→ **Required task**
Collect every line below that contains the word "роста".

→ **Exercise inputs**
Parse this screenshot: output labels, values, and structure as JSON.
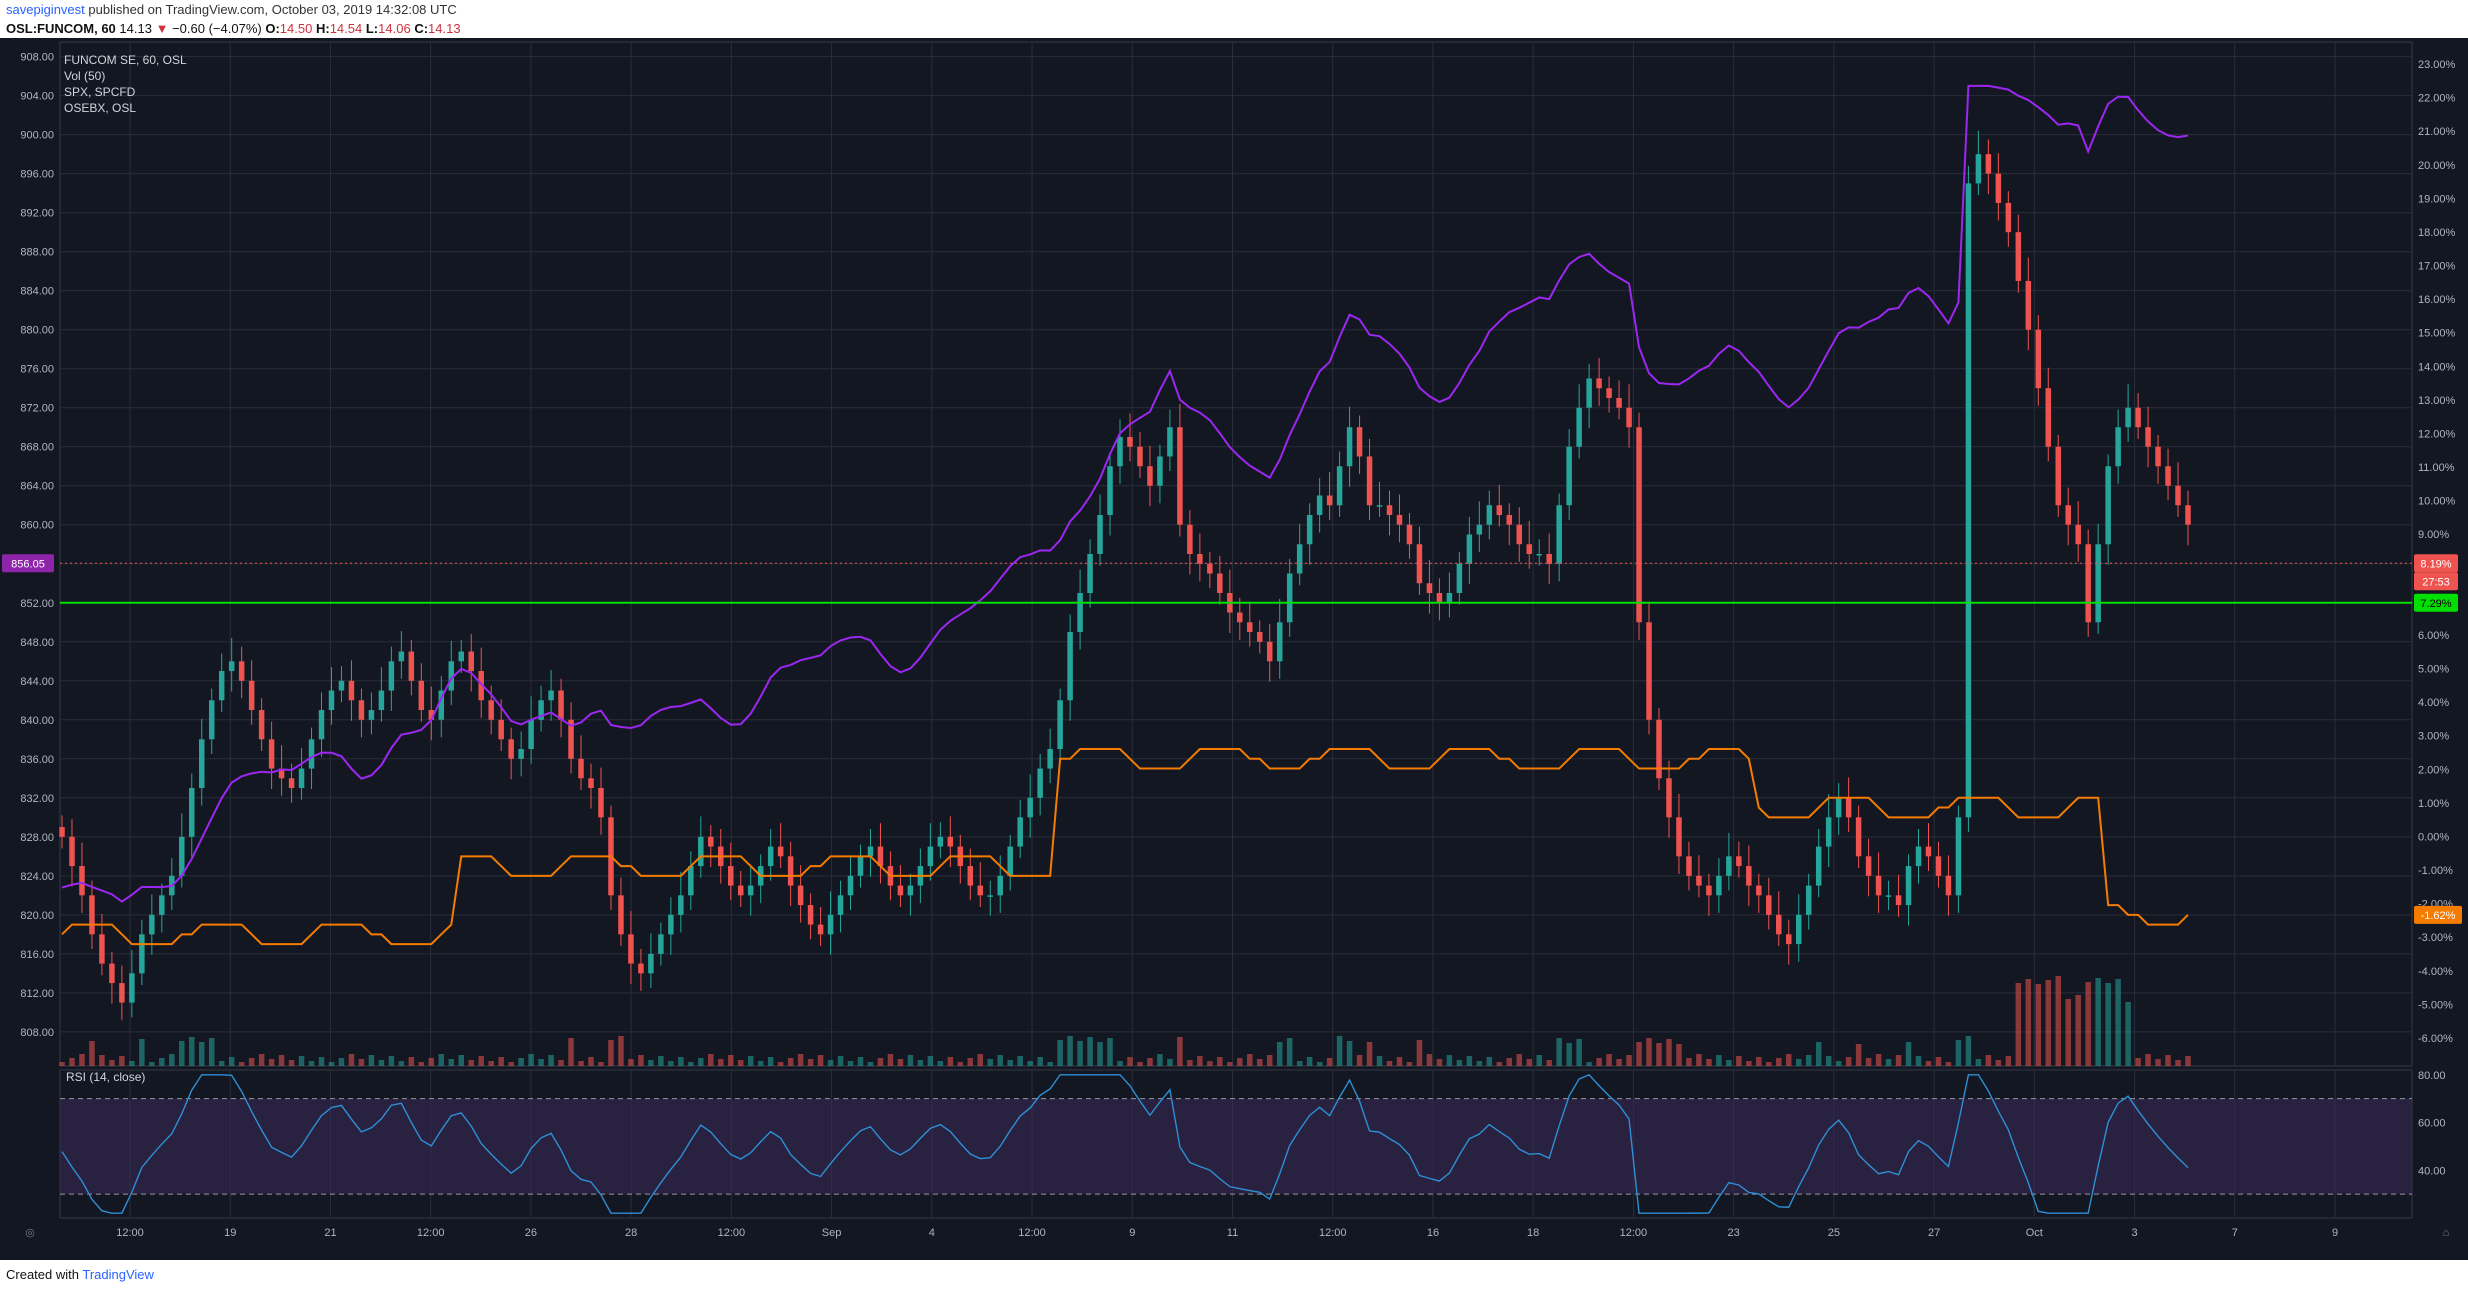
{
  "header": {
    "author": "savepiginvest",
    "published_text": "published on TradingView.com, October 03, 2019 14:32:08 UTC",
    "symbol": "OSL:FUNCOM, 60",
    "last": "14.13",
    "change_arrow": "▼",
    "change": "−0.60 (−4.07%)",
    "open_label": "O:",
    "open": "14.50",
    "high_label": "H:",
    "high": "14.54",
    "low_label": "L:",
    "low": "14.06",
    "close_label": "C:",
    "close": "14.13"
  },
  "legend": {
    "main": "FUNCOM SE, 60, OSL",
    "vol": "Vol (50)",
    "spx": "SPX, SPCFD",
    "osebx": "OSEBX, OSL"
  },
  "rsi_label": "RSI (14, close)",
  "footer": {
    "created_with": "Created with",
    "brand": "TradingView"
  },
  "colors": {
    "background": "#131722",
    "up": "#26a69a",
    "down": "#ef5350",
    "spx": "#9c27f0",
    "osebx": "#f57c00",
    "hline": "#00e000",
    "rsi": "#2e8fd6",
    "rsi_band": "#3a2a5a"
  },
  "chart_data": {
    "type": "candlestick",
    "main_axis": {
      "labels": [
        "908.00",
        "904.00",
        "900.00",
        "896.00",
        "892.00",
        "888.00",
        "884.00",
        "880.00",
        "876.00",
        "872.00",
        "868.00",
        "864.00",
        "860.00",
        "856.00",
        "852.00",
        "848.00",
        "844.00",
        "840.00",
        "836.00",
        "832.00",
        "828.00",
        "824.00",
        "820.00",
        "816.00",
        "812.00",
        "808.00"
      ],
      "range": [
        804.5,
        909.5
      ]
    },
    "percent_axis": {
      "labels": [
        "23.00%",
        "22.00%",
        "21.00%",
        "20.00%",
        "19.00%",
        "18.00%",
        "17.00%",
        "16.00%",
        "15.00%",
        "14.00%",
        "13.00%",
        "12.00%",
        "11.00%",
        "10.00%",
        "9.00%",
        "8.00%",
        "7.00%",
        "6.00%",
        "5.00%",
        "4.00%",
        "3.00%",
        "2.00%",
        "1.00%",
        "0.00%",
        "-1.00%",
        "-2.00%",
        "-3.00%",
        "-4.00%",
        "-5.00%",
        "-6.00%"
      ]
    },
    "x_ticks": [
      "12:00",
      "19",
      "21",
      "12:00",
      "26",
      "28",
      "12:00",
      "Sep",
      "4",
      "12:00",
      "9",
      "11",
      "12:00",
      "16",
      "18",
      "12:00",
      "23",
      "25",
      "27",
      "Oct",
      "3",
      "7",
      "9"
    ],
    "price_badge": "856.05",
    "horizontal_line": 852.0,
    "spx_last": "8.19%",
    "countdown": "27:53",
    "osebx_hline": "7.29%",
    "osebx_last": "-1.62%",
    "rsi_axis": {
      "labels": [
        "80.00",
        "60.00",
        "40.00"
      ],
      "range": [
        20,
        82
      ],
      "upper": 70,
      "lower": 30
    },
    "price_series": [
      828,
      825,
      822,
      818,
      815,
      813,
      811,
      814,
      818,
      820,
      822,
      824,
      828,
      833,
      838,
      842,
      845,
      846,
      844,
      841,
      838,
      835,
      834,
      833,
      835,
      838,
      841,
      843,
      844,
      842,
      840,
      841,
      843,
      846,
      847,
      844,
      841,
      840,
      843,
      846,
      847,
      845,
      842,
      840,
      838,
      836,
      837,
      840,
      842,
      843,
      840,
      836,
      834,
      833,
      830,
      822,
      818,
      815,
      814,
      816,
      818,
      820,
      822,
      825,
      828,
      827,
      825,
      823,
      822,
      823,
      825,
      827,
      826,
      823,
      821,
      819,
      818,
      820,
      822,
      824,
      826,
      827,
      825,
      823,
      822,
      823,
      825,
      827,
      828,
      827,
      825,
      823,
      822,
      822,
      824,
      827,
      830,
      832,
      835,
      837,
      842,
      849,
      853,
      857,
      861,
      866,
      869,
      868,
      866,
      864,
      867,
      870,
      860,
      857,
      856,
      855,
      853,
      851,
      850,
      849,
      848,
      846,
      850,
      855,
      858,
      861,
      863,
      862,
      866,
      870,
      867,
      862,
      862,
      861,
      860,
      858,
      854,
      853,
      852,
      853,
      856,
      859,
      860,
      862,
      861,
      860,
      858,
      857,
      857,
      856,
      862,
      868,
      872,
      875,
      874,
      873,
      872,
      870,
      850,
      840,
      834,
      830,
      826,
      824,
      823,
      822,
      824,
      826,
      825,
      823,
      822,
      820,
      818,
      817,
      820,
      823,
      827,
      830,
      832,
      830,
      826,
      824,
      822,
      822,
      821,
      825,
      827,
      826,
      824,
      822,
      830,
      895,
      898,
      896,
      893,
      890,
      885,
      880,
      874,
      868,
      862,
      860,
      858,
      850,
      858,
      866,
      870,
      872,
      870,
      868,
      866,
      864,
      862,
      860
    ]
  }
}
* * *
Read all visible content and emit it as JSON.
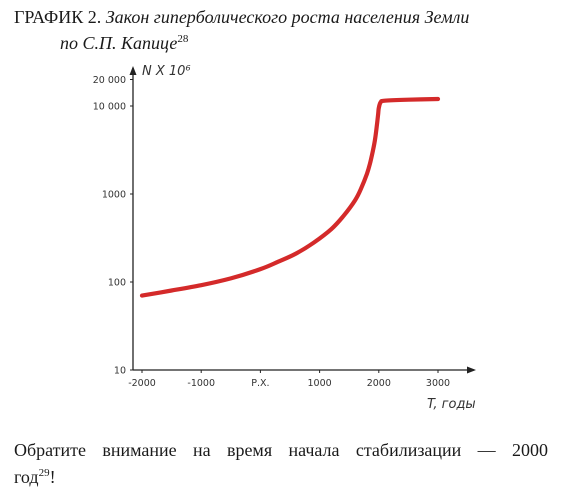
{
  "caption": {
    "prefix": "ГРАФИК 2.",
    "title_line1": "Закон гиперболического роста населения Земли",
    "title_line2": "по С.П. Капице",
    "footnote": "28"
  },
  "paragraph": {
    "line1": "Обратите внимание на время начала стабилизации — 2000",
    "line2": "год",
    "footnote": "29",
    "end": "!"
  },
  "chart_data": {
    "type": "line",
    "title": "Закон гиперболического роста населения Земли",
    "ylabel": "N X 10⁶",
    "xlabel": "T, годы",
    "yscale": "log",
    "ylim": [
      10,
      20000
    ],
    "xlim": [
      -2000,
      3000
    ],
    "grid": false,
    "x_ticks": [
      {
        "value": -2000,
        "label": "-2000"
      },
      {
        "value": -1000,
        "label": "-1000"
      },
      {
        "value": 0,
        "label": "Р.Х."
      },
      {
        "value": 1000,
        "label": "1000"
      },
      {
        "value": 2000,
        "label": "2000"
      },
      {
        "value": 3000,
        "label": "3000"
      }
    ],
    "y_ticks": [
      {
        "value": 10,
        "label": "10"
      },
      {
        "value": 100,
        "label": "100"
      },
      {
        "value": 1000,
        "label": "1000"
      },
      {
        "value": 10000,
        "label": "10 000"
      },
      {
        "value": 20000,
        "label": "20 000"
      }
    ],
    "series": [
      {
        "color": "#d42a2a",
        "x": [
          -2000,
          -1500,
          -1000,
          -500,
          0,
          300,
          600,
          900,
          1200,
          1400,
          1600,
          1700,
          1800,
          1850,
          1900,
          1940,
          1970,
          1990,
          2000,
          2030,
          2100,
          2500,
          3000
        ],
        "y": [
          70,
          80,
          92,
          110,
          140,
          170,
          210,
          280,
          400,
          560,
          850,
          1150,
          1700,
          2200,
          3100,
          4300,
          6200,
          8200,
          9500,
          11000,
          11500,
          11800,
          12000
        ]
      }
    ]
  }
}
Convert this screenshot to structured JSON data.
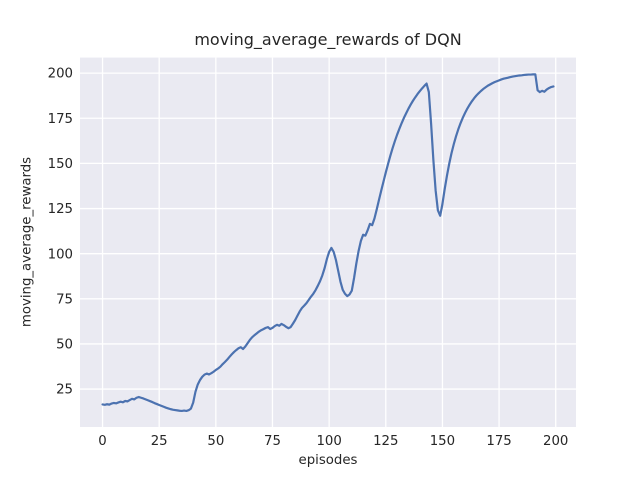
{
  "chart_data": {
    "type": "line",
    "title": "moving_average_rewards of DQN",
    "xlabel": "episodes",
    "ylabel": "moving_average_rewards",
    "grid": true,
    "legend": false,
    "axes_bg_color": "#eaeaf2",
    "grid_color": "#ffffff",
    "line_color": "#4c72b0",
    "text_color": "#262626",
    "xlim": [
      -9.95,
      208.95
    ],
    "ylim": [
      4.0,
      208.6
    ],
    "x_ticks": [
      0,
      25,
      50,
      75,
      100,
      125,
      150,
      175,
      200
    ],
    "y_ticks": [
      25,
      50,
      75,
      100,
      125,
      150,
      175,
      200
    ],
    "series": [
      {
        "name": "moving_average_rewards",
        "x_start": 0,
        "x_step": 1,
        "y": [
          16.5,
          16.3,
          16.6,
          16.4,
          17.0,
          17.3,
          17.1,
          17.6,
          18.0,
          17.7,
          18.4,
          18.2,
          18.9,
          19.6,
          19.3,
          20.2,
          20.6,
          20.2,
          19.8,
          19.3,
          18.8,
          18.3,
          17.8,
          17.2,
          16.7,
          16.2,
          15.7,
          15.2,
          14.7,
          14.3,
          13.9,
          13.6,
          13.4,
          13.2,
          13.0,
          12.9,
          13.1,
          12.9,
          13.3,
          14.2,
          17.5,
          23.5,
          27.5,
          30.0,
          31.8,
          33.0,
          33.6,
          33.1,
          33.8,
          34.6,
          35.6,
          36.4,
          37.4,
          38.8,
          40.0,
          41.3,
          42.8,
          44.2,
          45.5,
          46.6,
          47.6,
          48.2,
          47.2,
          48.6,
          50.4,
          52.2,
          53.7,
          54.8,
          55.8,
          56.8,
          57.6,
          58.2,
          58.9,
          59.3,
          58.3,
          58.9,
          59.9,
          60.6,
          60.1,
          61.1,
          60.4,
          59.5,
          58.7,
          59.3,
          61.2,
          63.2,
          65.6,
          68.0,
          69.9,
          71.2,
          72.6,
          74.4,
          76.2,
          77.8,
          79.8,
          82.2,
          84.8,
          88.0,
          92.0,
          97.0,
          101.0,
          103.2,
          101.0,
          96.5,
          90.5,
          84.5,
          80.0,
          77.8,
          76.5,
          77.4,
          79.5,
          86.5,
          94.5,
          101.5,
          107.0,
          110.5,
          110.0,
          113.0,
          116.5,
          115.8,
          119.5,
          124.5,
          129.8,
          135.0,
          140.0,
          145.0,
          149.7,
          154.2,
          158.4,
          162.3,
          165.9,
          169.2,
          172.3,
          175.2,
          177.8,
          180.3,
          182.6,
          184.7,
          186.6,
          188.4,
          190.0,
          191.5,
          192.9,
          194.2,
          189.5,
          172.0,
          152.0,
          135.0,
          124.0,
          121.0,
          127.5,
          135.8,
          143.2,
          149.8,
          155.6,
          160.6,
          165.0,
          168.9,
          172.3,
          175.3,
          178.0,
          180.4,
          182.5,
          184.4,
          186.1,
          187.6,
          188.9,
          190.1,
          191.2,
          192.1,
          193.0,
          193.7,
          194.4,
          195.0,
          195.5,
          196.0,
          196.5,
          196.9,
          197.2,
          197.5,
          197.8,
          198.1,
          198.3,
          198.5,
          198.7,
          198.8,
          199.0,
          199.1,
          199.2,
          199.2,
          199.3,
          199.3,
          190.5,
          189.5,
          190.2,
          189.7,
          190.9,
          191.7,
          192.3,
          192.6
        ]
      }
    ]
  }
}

→ **Exercise result**
    "title_line1": "Закон гиперболического роста населения Земли",
    "title": "Закон гиперболического роста населения Земли",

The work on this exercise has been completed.